◆ **AIM OF THE EXERCISE**: Type each record below again, with the same words.

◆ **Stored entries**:
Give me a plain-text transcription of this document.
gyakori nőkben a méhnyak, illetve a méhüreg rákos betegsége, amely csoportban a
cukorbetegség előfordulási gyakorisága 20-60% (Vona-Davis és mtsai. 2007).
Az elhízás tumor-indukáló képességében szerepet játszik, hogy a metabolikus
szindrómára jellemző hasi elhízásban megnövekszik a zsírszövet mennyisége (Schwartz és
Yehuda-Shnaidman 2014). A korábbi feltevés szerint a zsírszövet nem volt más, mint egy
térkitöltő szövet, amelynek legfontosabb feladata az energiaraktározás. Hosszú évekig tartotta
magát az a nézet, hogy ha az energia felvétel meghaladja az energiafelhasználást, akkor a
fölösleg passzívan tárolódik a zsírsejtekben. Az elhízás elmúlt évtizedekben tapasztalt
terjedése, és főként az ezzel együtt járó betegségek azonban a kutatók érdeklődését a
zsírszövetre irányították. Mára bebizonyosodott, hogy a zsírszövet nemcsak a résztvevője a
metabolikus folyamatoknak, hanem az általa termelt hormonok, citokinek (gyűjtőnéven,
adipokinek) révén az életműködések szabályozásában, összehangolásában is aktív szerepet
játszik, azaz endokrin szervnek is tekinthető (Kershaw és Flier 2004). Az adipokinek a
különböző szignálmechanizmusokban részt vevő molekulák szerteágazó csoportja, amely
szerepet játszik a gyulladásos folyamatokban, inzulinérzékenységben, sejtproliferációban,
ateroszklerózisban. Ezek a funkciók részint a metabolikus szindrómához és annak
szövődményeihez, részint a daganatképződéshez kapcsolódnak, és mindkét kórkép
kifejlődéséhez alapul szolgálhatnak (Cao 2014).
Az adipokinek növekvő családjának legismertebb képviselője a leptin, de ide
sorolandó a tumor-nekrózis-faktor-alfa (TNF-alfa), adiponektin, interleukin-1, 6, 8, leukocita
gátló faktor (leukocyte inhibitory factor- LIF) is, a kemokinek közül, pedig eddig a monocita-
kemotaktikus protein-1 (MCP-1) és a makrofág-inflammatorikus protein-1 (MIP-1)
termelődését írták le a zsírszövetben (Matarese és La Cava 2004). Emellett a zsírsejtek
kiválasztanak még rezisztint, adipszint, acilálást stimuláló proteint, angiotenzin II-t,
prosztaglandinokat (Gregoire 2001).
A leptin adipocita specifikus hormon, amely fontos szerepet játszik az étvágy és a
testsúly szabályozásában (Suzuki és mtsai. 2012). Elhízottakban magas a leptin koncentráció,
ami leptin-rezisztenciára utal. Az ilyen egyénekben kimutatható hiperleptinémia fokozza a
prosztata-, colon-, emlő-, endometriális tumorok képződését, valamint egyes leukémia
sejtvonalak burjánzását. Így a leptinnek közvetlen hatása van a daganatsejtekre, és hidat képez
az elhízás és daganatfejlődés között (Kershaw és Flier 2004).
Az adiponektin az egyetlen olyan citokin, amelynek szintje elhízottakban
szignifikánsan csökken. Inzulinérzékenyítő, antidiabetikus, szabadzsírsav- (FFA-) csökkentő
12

◆ **ANSWER TO THE EXERCISE**:
Give me a plain-text transcription of this document.
gyakori nőkben a méhnyak, illetve a méhüreg rákos betegsége, amely csoportban a
cukorbetegség előfordulási gyakorisága 20-60% (Vona-Davis és mtsai. 2007).
Az elhízás tumor-indukáló képességében szerepet játszik, hogy a metabolikus
szindrómára jellemző hasi elhízásban megnövekszik a zsírszövet mennyisége (Schwartz és
Yehuda-Shnaidman 2014). A korábbi feltevés szerint a zsírszövet nem volt más, mint egy
térkitöltő szövet, amelynek legfontosabb feladata az energiaraktározás. Hosszú évekig tartotta
magát az a nézet, hogy ha az energia felvétel meghaladja az energiafelhasználást, akkor a
fölösleg passzívan tárolódik a zsírsejtekben. Az elhízás elmúlt évtizedekben tapasztalt
terjedése, és főként az ezzel együtt járó betegségek azonban a kutatók érdeklődését a
zsírszövetre irányították. Mára bebizonyosodott, hogy a zsírszövet nemcsak a résztvevője a
metabolikus folyamatoknak, hanem az általa termelt hormonok, citokinek (gyűjtőnéven,
adipokinek) révén az életműködések szabályozásában, összehangolásában is aktív szerepet
játszik, azaz endokrin szervnek is tekinthető (Kershaw és Flier 2004). Az adipokinek a
különböző szignálmechanizmusokban részt vevő molekulák szerteágazó csoportja, amely
szerepet játszik a gyulladásos folyamatokban, inzulinérzékenységben, sejtproliferációban,
ateroszklerózisban. Ezek a funkciók részint a metabolikus szindrómához és annak
szövődményeihez, részint a daganatképződéshez kapcsolódnak, és mindkét kórkép
kifejlődéséhez alapul szolgálhatnak (Cao 2014).
Az adipokinek növekvő családjának legismertebb képviselője a leptin, de ide
sorolandó a tumor-nekrózis-faktor-alfa (TNF-alfa), adiponektin, interleukin-1, 6, 8, leukocita
gátló faktor (leukocyte inhibitory factor- LIF) is, a kemokinek közül, pedig eddig a monocita-
kemotaktikus protein-1 (MCP-1) és a makrofág-inflammatorikus protein-1 (MIP-1)
termelődését írták le a zsírszövetben (Matarese és La Cava 2004). Emellett a zsírsejtek
kiválasztanak még rezisztint, adipszint, acilálást stimuláló proteint, angiotenzin II-t,
prosztaglandinokat (Gregoire 2001).
A leptin adipocita specifikus hormon, amely fontos szerepet játszik az étvágy és a
testsúly szabályozásában (Suzuki és mtsai. 2012). Elhízottakban magas a leptin koncentráció,
ami leptin-rezisztenciára utal. Az ilyen egyénekben kimutatható hiperleptinémia fokozza a
prosztata-, colon-, emlő-, endometriális tumorok képződését, valamint egyes leukémia
sejtvonalak burjánzását. Így a leptinnek közvetlen hatása van a daganatsejtekre, és hidat képez
az elhízás és daganatfejlődés között (Kershaw és Flier 2004).
Az adiponektin az egyetlen olyan citokin, amelynek szintje elhízottakban
szignifikánsan csökken. Inzulinérzékenyítő, antidiabetikus, szabadzsírsav- (FFA-) csökkentő
12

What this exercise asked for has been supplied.